▸ Saved entries
## begin

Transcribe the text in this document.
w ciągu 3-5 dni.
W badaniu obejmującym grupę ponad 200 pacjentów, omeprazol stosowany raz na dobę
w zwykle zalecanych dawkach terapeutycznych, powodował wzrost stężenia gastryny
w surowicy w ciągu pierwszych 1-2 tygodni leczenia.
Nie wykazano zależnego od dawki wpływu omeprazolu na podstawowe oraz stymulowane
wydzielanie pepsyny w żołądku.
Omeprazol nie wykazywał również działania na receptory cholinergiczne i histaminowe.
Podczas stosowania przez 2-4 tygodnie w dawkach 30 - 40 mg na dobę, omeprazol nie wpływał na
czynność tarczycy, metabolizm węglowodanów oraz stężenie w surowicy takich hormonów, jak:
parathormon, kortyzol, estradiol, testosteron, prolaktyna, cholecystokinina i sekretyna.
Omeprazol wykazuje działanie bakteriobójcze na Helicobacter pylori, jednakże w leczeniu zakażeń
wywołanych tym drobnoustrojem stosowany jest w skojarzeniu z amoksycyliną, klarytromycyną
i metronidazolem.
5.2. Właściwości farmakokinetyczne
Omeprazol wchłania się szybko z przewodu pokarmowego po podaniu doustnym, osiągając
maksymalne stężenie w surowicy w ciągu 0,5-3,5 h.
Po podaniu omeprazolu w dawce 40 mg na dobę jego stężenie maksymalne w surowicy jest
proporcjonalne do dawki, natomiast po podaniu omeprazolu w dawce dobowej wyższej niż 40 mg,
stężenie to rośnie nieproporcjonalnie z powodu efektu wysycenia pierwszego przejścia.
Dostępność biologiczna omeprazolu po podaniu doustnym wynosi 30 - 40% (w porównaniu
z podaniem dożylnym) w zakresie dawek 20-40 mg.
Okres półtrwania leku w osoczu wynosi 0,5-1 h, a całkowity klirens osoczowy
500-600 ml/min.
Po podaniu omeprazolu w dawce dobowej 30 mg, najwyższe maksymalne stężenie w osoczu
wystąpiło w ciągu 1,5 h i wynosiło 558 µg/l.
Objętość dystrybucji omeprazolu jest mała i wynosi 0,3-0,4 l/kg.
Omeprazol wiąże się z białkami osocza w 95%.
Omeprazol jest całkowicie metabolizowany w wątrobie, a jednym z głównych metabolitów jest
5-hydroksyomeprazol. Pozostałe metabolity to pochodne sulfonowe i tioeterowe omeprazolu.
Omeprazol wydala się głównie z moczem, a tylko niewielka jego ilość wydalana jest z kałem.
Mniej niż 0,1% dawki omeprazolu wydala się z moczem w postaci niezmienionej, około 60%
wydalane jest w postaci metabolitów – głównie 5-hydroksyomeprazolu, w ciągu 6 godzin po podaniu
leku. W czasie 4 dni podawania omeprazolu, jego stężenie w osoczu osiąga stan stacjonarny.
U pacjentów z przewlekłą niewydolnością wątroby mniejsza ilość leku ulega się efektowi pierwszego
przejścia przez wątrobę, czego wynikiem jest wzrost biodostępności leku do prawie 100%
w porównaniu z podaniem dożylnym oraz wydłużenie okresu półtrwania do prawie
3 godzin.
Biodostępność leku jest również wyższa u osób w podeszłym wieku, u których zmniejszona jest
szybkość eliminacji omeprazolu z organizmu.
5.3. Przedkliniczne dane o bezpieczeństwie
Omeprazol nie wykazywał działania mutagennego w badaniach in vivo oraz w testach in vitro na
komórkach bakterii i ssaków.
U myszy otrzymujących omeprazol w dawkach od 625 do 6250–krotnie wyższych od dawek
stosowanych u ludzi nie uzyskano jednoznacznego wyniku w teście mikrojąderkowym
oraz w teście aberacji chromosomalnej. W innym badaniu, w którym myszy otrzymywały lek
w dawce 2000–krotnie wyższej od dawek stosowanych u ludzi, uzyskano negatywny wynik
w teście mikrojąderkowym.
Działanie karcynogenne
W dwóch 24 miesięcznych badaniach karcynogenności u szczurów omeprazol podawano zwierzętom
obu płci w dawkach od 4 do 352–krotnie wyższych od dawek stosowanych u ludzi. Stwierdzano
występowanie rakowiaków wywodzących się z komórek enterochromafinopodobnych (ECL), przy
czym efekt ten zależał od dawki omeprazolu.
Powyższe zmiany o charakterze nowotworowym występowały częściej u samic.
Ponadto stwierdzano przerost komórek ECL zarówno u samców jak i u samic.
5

## end

Determine the number of lines containing "moczem". Write only that number.

▸ Correct output
2